THE INPUT:
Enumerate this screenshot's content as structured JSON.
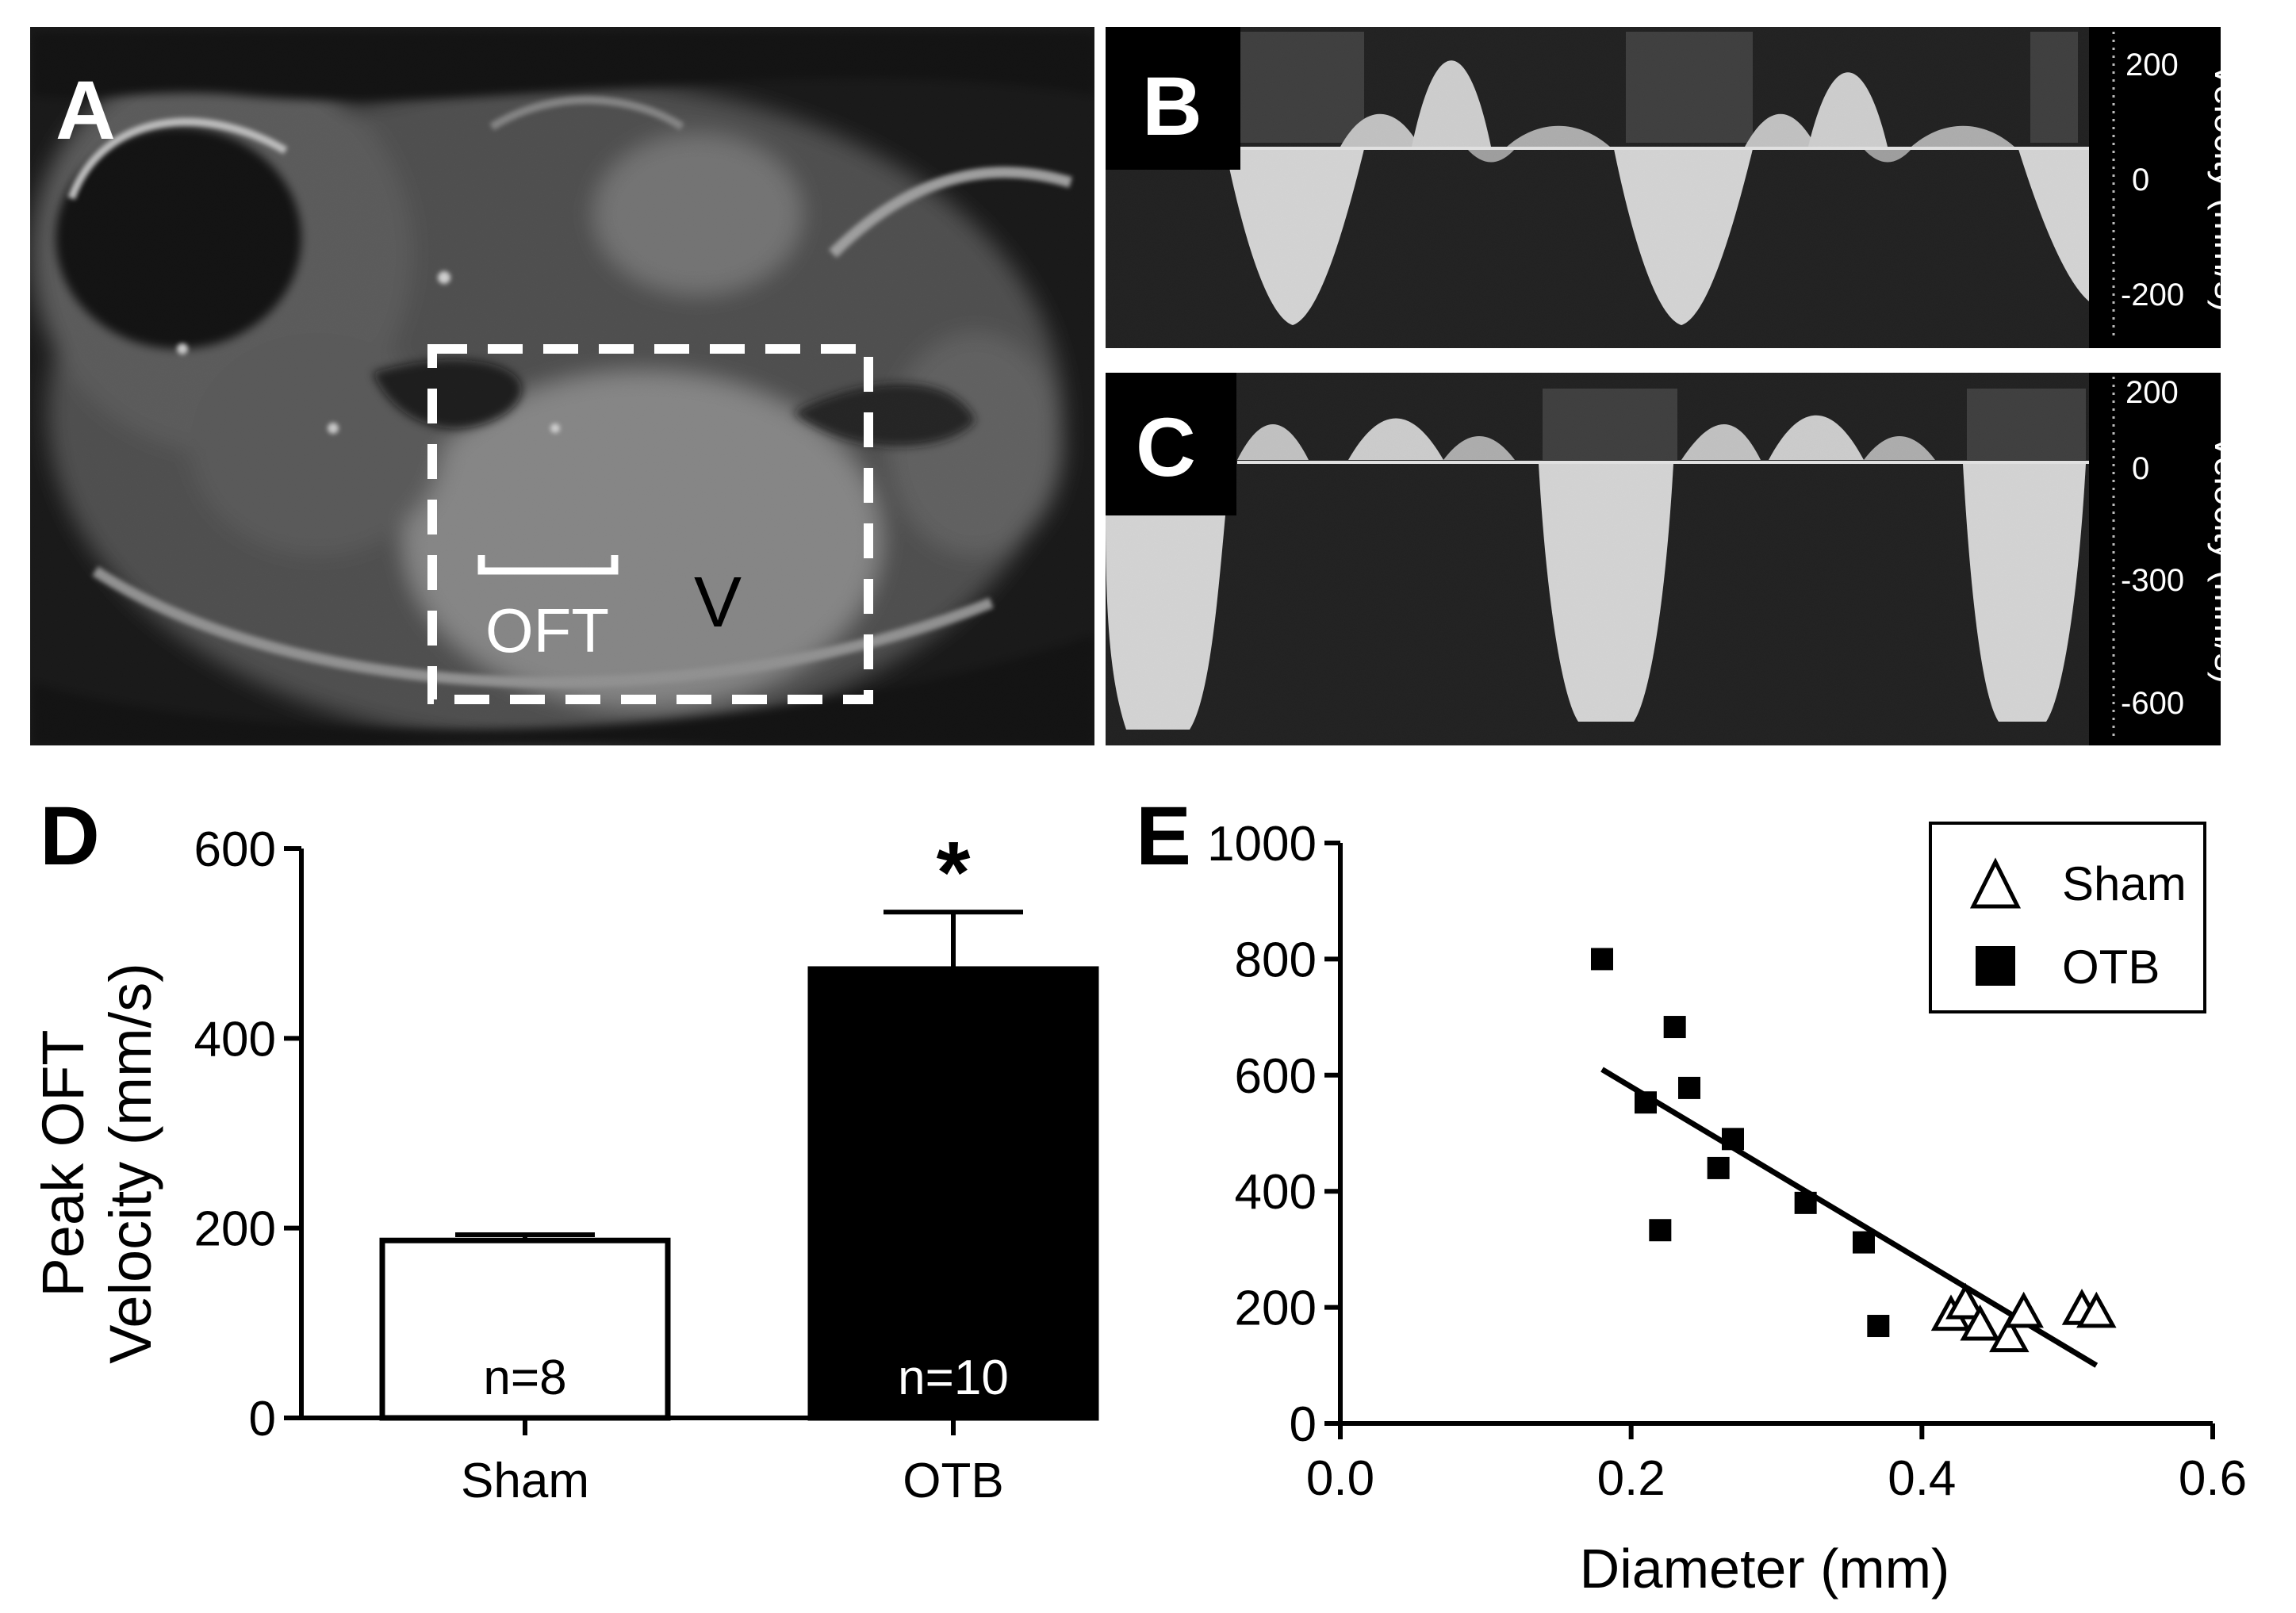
{
  "panels": {
    "a": {
      "letter": "A",
      "labels": {
        "oft": "OFT",
        "ventricle": "V"
      }
    },
    "b": {
      "letter": "B",
      "ylabel": "Velocity (mm/s)",
      "ticks": [
        "200",
        "0",
        "-200"
      ]
    },
    "c": {
      "letter": "C",
      "ylabel": "Velocity (mm/s)",
      "ticks": [
        "200",
        "0",
        "-300",
        "-600"
      ]
    },
    "d": {
      "letter": "D"
    },
    "e": {
      "letter": "E"
    }
  },
  "chart_data": [
    {
      "panel": "D",
      "type": "bar",
      "categories": [
        "Sham",
        "OTB"
      ],
      "values": [
        187,
        473
      ],
      "errors": [
        6,
        60
      ],
      "n_labels": [
        "n=8",
        "n=10"
      ],
      "bar_colors": [
        "#ffffff",
        "#000000"
      ],
      "significance": [
        "",
        "*"
      ],
      "ylabel_lines": [
        "Peak OFT",
        "Velocity (mm/s)"
      ],
      "ylim": [
        0,
        600
      ],
      "yticks": [
        0,
        200,
        400,
        600
      ]
    },
    {
      "panel": "E",
      "type": "scatter",
      "xlabel": "Diameter (mm)",
      "xlim": [
        0.0,
        0.6
      ],
      "ylim": [
        0,
        1000
      ],
      "xticks": [
        "0.0",
        "0.2",
        "0.4",
        "0.6"
      ],
      "yticks": [
        "0",
        "200",
        "400",
        "600",
        "800",
        "1000"
      ],
      "legend_position": "top-right",
      "series": [
        {
          "name": "Sham",
          "marker": "open-triangle",
          "points": [
            [
              0.42,
              185
            ],
            [
              0.43,
              205
            ],
            [
              0.44,
              168
            ],
            [
              0.46,
              148
            ],
            [
              0.47,
              190
            ],
            [
              0.51,
              195
            ],
            [
              0.52,
              190
            ]
          ]
        },
        {
          "name": "OTB",
          "marker": "filled-square",
          "points": [
            [
              0.18,
              800
            ],
            [
              0.21,
              553
            ],
            [
              0.22,
              333
            ],
            [
              0.23,
              683
            ],
            [
              0.24,
              578
            ],
            [
              0.26,
              440
            ],
            [
              0.27,
              490
            ],
            [
              0.32,
              380
            ],
            [
              0.36,
              312
            ],
            [
              0.37,
              168
            ]
          ]
        }
      ],
      "fit_line": [
        [
          0.18,
          610
        ],
        [
          0.52,
          100
        ]
      ]
    }
  ]
}
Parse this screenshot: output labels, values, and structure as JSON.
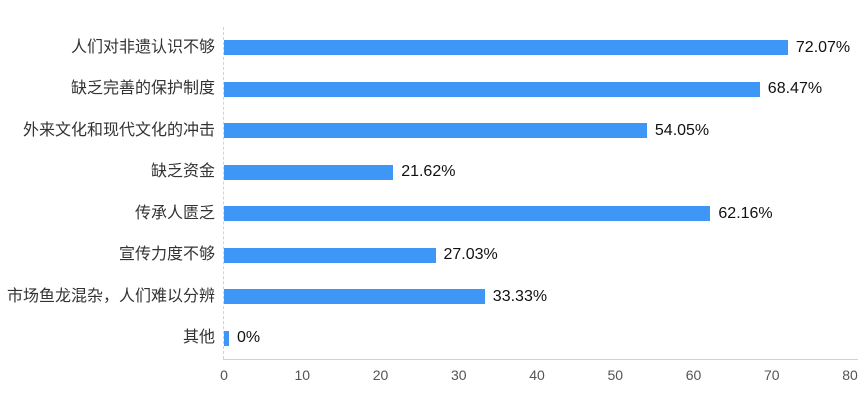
{
  "chart_data": {
    "type": "bar",
    "orientation": "horizontal",
    "title": "",
    "xlabel": "",
    "ylabel": "",
    "categories": [
      "人们对非遗认识不够",
      "缺乏完善的保护制度",
      "外来文化和现代文化的冲击",
      "缺乏资金",
      "传承人匮乏",
      "宣传力度不够",
      "市场鱼龙混杂，人们难以分辨",
      "其他"
    ],
    "values": [
      72.07,
      68.47,
      54.05,
      21.62,
      62.16,
      27.03,
      33.33,
      0
    ],
    "value_labels": [
      "72.07%",
      "68.47%",
      "54.05%",
      "21.62%",
      "27.03%",
      "33.33%",
      "0%"
    ],
    "value_labels_full": [
      "72.07%",
      "68.47%",
      "54.05%",
      "21.62%",
      "62.16%",
      "27.03%",
      "33.33%",
      "0%"
    ],
    "x_ticks": [
      "0",
      "10",
      "20",
      "30",
      "40",
      "50",
      "60",
      "70",
      "80"
    ],
    "xlim": [
      0,
      80
    ],
    "grid": false,
    "legend": false,
    "bar_color": "#3e96f7",
    "y_axis_line_color": "#c5d3ee",
    "x_axis_line_color": "#c9d2e0",
    "category_text_color": "#333333",
    "value_text_color": "#111111",
    "tick_text_color": "#545454"
  }
}
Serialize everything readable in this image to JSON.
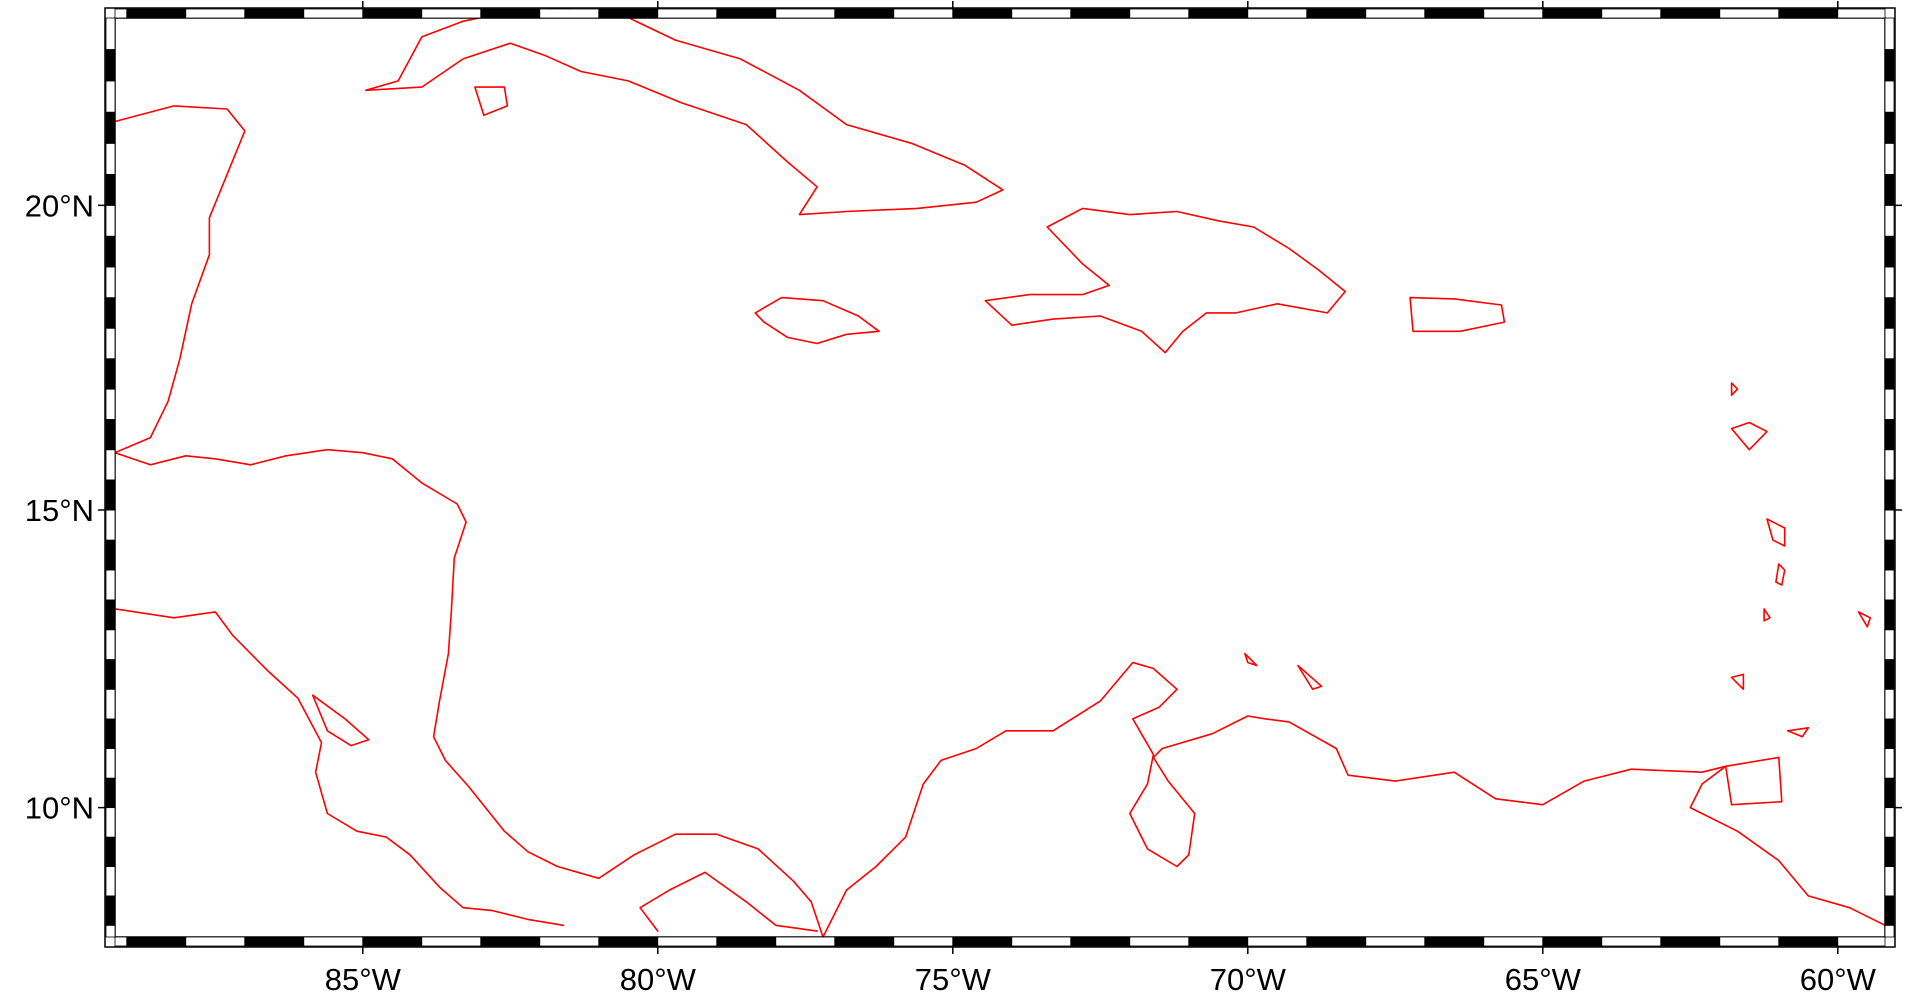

TASK DESCRIPTION:
Without including any picture, repeat the data exactly.

SOLUTION BELOW:
Enumerate this screenshot's content as structured JSON.
{
  "panels": {
    "a": {
      "letter": "A",
      "labels": {
        "oft": "OFT",
        "ventricle": "V"
      }
    },
    "b": {
      "letter": "B",
      "ylabel": "Velocity (mm/s)",
      "ticks": [
        "200",
        "0",
        "-200"
      ]
    },
    "c": {
      "letter": "C",
      "ylabel": "Velocity (mm/s)",
      "ticks": [
        "200",
        "0",
        "-300",
        "-600"
      ]
    },
    "d": {
      "letter": "D"
    },
    "e": {
      "letter": "E"
    }
  },
  "chart_data": [
    {
      "panel": "D",
      "type": "bar",
      "categories": [
        "Sham",
        "OTB"
      ],
      "values": [
        187,
        473
      ],
      "errors": [
        6,
        60
      ],
      "n_labels": [
        "n=8",
        "n=10"
      ],
      "bar_colors": [
        "#ffffff",
        "#000000"
      ],
      "significance": [
        "",
        "*"
      ],
      "ylabel_lines": [
        "Peak OFT",
        "Velocity (mm/s)"
      ],
      "ylim": [
        0,
        600
      ],
      "yticks": [
        0,
        200,
        400,
        600
      ]
    },
    {
      "panel": "E",
      "type": "scatter",
      "xlabel": "Diameter (mm)",
      "xlim": [
        0.0,
        0.6
      ],
      "ylim": [
        0,
        1000
      ],
      "xticks": [
        "0.0",
        "0.2",
        "0.4",
        "0.6"
      ],
      "yticks": [
        "0",
        "200",
        "400",
        "600",
        "800",
        "1000"
      ],
      "legend_position": "top-right",
      "series": [
        {
          "name": "Sham",
          "marker": "open-triangle",
          "points": [
            [
              0.42,
              185
            ],
            [
              0.43,
              205
            ],
            [
              0.44,
              168
            ],
            [
              0.46,
              148
            ],
            [
              0.47,
              190
            ],
            [
              0.51,
              195
            ],
            [
              0.52,
              190
            ]
          ]
        },
        {
          "name": "OTB",
          "marker": "filled-square",
          "points": [
            [
              0.18,
              800
            ],
            [
              0.21,
              553
            ],
            [
              0.22,
              333
            ],
            [
              0.23,
              683
            ],
            [
              0.24,
              578
            ],
            [
              0.26,
              440
            ],
            [
              0.27,
              490
            ],
            [
              0.32,
              380
            ],
            [
              0.36,
              312
            ],
            [
              0.37,
              168
            ]
          ]
        }
      ],
      "fit_line": [
        [
          0.18,
          610
        ],
        [
          0.52,
          100
        ]
      ]
    }
  ]
}
Parse this screenshot: output labels, values, and structure as JSON.
{
  "chart_data": {
    "type": "bar",
    "orientation": "horizontal",
    "title": "",
    "xlabel": "",
    "ylabel": "",
    "categories": [
      "人们对非遗认识不够",
      "缺乏完善的保护制度",
      "外来文化和现代文化的冲击",
      "缺乏资金",
      "传承人匮乏",
      "宣传力度不够",
      "市场鱼龙混杂，人们难以分辨",
      "其他"
    ],
    "values": [
      72.07,
      68.47,
      54.05,
      21.62,
      62.16,
      27.03,
      33.33,
      0
    ],
    "value_labels": [
      "72.07%",
      "68.47%",
      "54.05%",
      "21.62%",
      "27.03%",
      "33.33%",
      "0%"
    ],
    "value_labels_full": [
      "72.07%",
      "68.47%",
      "54.05%",
      "21.62%",
      "62.16%",
      "27.03%",
      "33.33%",
      "0%"
    ],
    "x_ticks": [
      "0",
      "10",
      "20",
      "30",
      "40",
      "50",
      "60",
      "70",
      "80"
    ],
    "xlim": [
      0,
      80
    ],
    "grid": false,
    "legend": false,
    "bar_color": "#3e96f7",
    "y_axis_line_color": "#c5d3ee",
    "x_axis_line_color": "#c9d2e0",
    "category_text_color": "#333333",
    "value_text_color": "#111111",
    "tick_text_color": "#545454"
  }
}
Serialize everything readable in this image to JSON.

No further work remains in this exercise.